EXCERPTED DATA.
------------------------------------

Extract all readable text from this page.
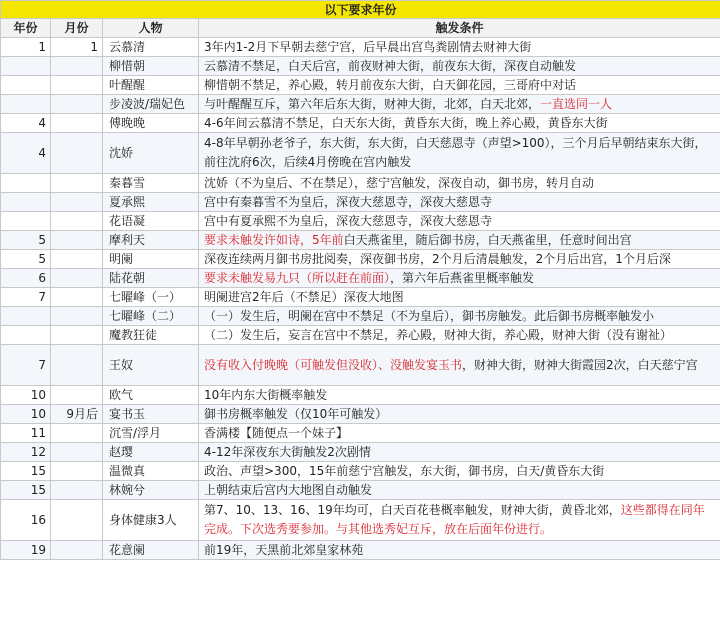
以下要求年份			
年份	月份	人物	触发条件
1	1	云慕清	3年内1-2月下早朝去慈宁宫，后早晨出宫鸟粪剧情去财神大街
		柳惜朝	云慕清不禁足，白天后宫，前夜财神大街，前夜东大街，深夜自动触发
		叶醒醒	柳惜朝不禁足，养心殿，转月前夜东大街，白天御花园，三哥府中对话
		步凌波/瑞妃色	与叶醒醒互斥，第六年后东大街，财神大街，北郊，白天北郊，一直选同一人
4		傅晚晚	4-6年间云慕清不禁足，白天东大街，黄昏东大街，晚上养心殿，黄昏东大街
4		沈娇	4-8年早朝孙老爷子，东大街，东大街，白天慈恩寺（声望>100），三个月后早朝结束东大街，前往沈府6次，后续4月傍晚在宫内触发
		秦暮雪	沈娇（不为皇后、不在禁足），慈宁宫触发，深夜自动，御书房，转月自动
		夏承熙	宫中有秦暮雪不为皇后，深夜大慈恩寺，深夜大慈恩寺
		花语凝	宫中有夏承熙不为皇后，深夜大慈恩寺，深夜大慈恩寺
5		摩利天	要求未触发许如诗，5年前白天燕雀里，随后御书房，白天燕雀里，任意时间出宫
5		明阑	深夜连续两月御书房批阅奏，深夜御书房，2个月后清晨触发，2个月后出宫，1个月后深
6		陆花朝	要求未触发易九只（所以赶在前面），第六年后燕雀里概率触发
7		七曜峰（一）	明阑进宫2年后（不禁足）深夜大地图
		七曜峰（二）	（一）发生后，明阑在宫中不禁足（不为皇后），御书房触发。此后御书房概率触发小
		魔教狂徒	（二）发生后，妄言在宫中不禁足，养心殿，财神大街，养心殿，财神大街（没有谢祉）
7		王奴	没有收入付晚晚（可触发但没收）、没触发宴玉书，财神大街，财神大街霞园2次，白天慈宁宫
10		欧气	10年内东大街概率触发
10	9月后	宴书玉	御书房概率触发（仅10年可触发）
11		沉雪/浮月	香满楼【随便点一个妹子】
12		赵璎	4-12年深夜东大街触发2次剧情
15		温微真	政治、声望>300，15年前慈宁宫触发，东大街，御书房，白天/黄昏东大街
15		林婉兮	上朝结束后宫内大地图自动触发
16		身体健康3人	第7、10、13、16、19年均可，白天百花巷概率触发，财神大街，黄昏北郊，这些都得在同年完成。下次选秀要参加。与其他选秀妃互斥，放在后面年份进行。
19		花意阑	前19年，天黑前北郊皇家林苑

------------------------------------

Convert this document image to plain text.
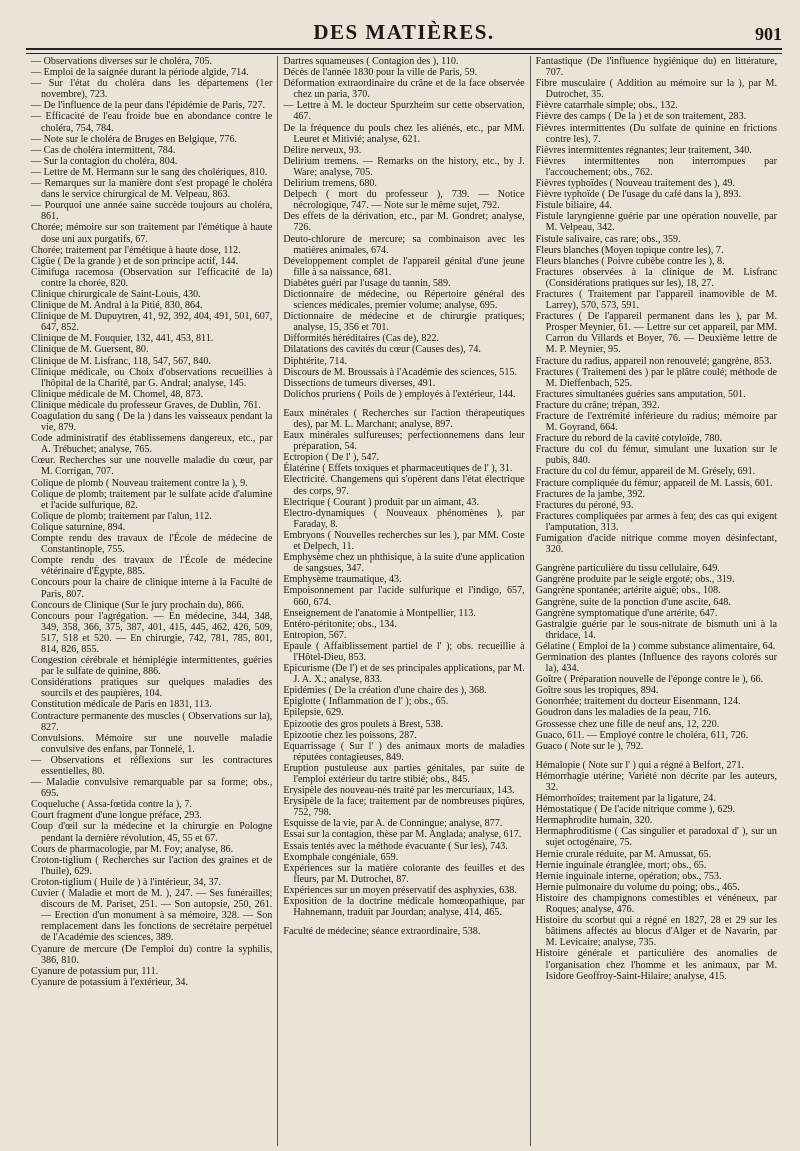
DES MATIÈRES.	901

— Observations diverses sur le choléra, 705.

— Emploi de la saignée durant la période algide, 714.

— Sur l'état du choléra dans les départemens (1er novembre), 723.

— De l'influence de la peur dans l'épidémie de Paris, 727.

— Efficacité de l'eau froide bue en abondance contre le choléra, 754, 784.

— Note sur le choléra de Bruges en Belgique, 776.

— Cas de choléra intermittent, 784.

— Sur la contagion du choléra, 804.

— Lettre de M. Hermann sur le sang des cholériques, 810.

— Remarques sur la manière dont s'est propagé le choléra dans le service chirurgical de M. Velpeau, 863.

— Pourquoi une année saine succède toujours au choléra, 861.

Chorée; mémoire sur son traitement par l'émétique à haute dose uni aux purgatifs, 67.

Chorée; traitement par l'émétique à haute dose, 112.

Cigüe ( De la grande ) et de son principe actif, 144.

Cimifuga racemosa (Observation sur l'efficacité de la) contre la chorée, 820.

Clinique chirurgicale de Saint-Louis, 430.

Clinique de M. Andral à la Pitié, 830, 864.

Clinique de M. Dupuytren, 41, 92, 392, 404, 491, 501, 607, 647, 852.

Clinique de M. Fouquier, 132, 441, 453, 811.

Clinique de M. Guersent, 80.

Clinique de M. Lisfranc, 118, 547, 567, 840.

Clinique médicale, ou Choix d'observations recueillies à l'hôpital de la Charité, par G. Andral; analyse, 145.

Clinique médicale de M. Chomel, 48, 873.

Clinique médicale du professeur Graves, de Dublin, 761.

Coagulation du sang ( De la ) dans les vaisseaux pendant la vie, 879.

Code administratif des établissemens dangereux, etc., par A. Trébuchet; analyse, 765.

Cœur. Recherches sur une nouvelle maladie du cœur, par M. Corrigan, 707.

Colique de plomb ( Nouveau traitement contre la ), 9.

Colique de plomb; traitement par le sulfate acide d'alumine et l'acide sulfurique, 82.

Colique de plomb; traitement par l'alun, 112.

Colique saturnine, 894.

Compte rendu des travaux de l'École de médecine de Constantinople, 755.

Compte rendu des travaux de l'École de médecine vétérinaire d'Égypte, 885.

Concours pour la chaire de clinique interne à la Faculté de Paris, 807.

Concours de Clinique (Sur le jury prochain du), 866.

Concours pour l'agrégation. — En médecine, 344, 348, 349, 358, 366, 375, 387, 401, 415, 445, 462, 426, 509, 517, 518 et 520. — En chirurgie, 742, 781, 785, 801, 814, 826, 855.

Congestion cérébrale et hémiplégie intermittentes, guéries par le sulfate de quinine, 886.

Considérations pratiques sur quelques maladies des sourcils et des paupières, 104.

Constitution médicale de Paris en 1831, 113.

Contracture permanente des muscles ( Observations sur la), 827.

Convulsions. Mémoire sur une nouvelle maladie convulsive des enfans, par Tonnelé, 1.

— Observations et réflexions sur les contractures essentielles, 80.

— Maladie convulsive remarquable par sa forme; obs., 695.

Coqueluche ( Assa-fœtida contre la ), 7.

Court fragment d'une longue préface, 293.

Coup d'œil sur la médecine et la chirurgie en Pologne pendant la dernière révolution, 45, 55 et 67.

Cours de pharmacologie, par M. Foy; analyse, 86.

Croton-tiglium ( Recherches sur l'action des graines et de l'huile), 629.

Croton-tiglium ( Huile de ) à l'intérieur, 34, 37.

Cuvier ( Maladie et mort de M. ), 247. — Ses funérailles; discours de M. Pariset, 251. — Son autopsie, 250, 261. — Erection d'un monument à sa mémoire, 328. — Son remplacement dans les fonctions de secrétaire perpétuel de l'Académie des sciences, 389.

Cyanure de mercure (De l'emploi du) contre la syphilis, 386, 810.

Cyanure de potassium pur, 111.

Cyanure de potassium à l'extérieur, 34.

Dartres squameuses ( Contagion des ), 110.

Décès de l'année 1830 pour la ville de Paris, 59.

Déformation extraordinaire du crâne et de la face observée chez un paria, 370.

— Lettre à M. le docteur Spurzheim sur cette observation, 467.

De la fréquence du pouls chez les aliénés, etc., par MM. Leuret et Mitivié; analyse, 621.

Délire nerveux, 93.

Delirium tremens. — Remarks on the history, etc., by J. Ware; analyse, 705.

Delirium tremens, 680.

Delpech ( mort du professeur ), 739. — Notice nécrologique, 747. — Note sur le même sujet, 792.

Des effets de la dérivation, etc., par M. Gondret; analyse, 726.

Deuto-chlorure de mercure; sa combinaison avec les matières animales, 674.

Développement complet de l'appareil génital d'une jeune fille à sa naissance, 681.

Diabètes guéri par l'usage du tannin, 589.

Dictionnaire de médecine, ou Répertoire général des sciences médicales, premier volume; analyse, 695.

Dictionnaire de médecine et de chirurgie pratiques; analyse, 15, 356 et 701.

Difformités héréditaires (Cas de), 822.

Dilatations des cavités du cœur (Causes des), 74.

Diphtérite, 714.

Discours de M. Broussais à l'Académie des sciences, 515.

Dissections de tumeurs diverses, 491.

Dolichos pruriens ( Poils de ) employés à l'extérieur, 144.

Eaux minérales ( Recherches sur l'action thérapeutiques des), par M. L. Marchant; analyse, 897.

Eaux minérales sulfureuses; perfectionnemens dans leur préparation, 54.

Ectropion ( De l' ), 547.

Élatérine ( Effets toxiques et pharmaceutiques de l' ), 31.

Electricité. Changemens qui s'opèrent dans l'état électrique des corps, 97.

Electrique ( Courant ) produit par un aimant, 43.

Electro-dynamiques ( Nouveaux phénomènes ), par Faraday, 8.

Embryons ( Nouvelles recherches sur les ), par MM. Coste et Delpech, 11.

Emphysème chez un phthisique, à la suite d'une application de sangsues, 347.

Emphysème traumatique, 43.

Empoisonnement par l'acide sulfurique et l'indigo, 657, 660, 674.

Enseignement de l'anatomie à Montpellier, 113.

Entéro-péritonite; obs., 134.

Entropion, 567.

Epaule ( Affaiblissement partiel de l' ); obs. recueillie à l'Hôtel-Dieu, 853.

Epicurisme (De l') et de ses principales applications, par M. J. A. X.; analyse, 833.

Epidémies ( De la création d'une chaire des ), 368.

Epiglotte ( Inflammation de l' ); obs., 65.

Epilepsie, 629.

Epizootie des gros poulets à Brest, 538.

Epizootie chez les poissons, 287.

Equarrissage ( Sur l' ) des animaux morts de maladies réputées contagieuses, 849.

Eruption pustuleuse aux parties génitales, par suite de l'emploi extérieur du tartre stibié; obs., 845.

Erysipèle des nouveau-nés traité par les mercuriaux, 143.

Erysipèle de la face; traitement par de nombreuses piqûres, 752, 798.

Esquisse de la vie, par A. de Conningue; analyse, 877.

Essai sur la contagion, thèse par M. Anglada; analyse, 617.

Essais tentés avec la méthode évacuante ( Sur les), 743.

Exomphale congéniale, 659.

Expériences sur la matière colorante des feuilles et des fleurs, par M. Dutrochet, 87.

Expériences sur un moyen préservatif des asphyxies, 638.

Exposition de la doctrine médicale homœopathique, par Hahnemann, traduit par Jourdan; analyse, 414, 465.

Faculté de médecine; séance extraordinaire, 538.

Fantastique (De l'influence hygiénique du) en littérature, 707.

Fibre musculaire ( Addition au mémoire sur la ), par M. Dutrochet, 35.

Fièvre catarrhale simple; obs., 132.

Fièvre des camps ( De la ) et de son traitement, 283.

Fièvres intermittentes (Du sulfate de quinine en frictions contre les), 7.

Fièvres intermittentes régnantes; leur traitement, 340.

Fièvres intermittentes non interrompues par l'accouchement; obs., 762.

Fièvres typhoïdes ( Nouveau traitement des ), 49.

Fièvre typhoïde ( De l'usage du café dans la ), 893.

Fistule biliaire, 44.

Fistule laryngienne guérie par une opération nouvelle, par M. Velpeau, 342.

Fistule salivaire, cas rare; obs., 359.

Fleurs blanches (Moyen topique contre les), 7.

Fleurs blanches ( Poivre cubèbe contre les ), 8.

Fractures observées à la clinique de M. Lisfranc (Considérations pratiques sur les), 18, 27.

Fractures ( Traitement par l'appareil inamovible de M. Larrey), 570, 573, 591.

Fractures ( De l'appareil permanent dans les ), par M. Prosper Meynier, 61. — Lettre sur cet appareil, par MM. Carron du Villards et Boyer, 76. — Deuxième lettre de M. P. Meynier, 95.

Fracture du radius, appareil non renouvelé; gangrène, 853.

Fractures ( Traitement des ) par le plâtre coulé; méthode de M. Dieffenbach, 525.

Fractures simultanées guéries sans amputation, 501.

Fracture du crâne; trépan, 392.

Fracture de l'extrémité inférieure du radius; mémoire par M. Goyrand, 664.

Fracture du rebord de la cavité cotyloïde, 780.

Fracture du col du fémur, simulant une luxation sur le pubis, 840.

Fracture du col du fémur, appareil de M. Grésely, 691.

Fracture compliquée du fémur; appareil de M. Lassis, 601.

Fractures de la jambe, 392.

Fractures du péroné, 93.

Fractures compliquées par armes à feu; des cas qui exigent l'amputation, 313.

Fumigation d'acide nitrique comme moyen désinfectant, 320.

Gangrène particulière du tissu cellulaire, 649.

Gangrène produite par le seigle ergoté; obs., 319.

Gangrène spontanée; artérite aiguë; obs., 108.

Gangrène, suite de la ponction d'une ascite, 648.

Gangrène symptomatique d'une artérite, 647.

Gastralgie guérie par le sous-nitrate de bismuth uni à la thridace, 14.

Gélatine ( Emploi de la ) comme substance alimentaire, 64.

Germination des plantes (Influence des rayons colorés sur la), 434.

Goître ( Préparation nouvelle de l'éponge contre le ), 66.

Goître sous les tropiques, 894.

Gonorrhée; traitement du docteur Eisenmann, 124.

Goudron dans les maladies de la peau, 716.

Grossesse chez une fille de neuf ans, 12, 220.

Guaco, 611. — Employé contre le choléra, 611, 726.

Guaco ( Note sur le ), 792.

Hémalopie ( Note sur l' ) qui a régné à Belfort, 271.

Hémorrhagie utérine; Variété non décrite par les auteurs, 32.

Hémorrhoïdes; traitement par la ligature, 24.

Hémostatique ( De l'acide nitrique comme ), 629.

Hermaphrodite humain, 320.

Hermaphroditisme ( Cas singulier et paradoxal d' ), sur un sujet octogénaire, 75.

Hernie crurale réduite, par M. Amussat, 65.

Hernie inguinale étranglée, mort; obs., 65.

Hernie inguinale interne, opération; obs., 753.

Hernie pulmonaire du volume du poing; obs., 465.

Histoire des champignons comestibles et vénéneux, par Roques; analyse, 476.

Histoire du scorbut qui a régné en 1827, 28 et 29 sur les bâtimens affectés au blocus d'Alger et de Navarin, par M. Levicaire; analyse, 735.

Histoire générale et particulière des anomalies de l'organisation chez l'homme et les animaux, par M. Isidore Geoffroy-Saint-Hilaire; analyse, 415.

------------------------------------

TASK TO CARRY OUT. Only lines with the word "méthode" are wanted, so copy each one from the records.

SOLUTION TO THE EXERCISE.
Essais tentés avec la méthode évacuante ( Sur les), 743.
Fractures ( Traitement des ) par le plâtre coulé; méthode de M. Dieffenbach, 525.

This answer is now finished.